[REQUIRED TASK] Note how many lines hold "xlabel" and report that number by itself.

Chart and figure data
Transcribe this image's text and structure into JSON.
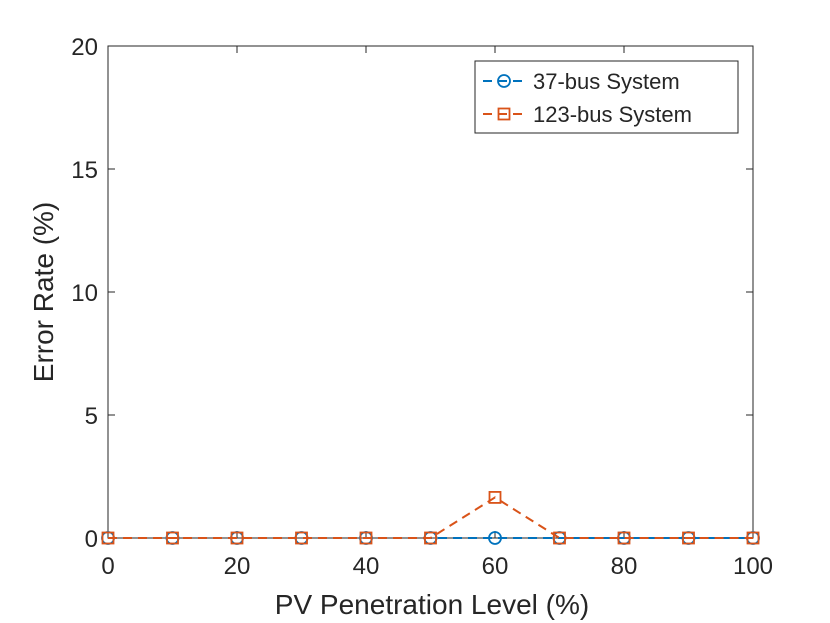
{
  "chart_data": {
    "type": "line",
    "title": "",
    "xlabel": "PV Penetration Level (%)",
    "ylabel": "Error Rate (%)",
    "xlim": [
      0,
      100
    ],
    "ylim": [
      0,
      20
    ],
    "xticks": [
      0,
      20,
      40,
      60,
      80,
      100
    ],
    "yticks": [
      0,
      5,
      10,
      15,
      20
    ],
    "xtick_labels": [
      "0",
      "20",
      "40",
      "60",
      "80",
      "100"
    ],
    "ytick_labels": [
      "0",
      "5",
      "10",
      "15",
      "20"
    ],
    "grid": false,
    "legend_position": "top-right",
    "x": [
      0,
      10,
      20,
      30,
      40,
      50,
      60,
      70,
      80,
      90,
      100
    ],
    "series": [
      {
        "name": "37-bus System",
        "values": [
          0,
          0,
          0,
          0,
          0,
          0,
          0,
          0,
          0,
          0,
          0
        ],
        "color": "#0072BD",
        "marker": "circle",
        "line_style": "dashed"
      },
      {
        "name": "123-bus System",
        "values": [
          0,
          0,
          0,
          0,
          0,
          0,
          1.65,
          0,
          0,
          0,
          0
        ],
        "color": "#D95319",
        "marker": "square",
        "line_style": "dashed"
      }
    ]
  }
}
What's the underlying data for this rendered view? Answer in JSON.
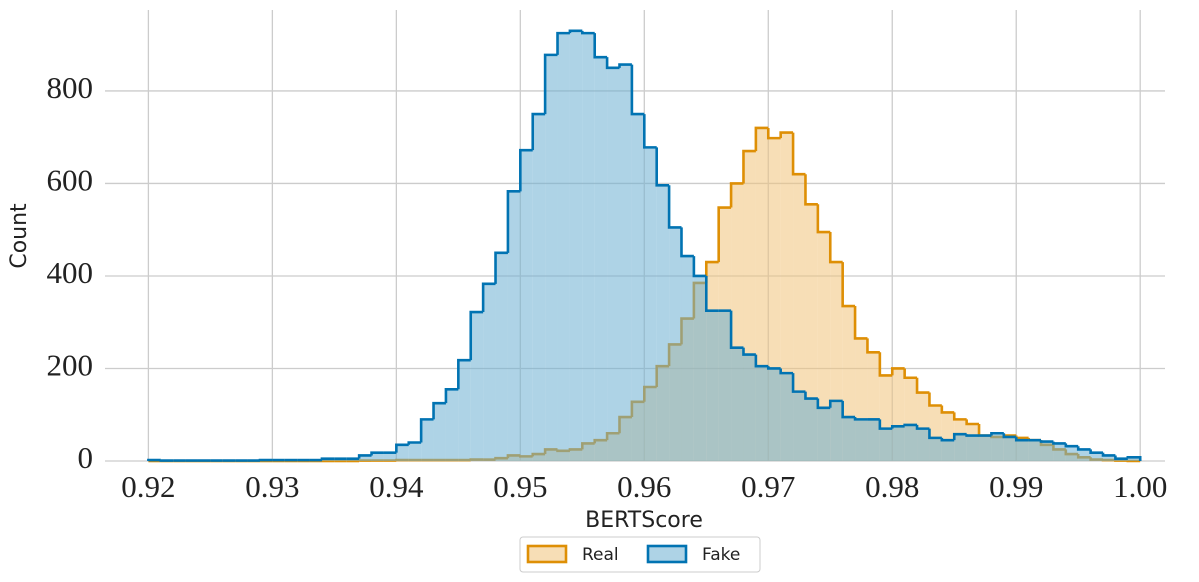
{
  "chart_data": {
    "type": "histogram",
    "xlabel": "BERTScore",
    "ylabel": "Count",
    "bins": [
      0.92,
      0.921,
      0.922,
      0.923,
      0.924,
      0.925,
      0.926,
      0.927,
      0.928,
      0.929,
      0.93,
      0.931,
      0.932,
      0.933,
      0.934,
      0.935,
      0.936,
      0.937,
      0.938,
      0.939,
      0.94,
      0.941,
      0.942,
      0.943,
      0.944,
      0.945,
      0.946,
      0.947,
      0.948,
      0.949,
      0.95,
      0.951,
      0.952,
      0.953,
      0.954,
      0.955,
      0.956,
      0.957,
      0.958,
      0.959,
      0.96,
      0.961,
      0.962,
      0.963,
      0.964,
      0.965,
      0.966,
      0.967,
      0.968,
      0.969,
      0.97,
      0.971,
      0.972,
      0.973,
      0.974,
      0.975,
      0.976,
      0.977,
      0.978,
      0.979,
      0.98,
      0.981,
      0.982,
      0.983,
      0.984,
      0.985,
      0.986,
      0.987,
      0.988,
      0.989,
      0.99,
      0.991,
      0.992,
      0.993,
      0.994,
      0.995,
      0.996,
      0.997,
      0.998,
      0.999,
      1.0
    ],
    "series": [
      {
        "name": "Real",
        "color": "#de8f05",
        "fill": "#f0c27a",
        "values": [
          0,
          0,
          0,
          0,
          0,
          0,
          0,
          0,
          0,
          0,
          0,
          0,
          0,
          0,
          0,
          0,
          0,
          1,
          1,
          1,
          2,
          2,
          2,
          2,
          2,
          2,
          3,
          3,
          6,
          12,
          10,
          15,
          25,
          22,
          25,
          38,
          45,
          60,
          95,
          128,
          160,
          205,
          252,
          308,
          385,
          430,
          548,
          600,
          670,
          720,
          698,
          710,
          620,
          555,
          495,
          430,
          335,
          265,
          235,
          185,
          200,
          180,
          148,
          120,
          105,
          90,
          80,
          55,
          52,
          55,
          50,
          45,
          35,
          25,
          15,
          8,
          3,
          2,
          1,
          0
        ]
      },
      {
        "name": "Fake",
        "color": "#0173b2",
        "fill": "#6bafd2",
        "values": [
          2,
          1,
          1,
          1,
          1,
          1,
          1,
          1,
          1,
          2,
          2,
          2,
          2,
          2,
          5,
          5,
          5,
          12,
          18,
          18,
          35,
          40,
          90,
          125,
          155,
          218,
          322,
          383,
          450,
          583,
          672,
          750,
          878,
          925,
          930,
          925,
          873,
          850,
          857,
          750,
          678,
          596,
          505,
          443,
          400,
          325,
          325,
          245,
          230,
          205,
          200,
          190,
          150,
          135,
          115,
          130,
          95,
          90,
          90,
          70,
          75,
          78,
          70,
          50,
          45,
          58,
          55,
          55,
          60,
          52,
          45,
          45,
          42,
          38,
          32,
          25,
          18,
          12,
          5,
          8
        ]
      }
    ],
    "xlim": [
      0.9165,
      1.002
    ],
    "ylim": [
      0,
      975
    ],
    "xticks": [
      0.92,
      0.93,
      0.94,
      0.95,
      0.96,
      0.97,
      0.98,
      0.99,
      {
        "value": 1.0,
        "label": "1.00"
      }
    ],
    "yticks": [
      0,
      200,
      400,
      600,
      800
    ],
    "grid": true,
    "legend": "lower center"
  }
}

[THE COMPLETED TASK] 2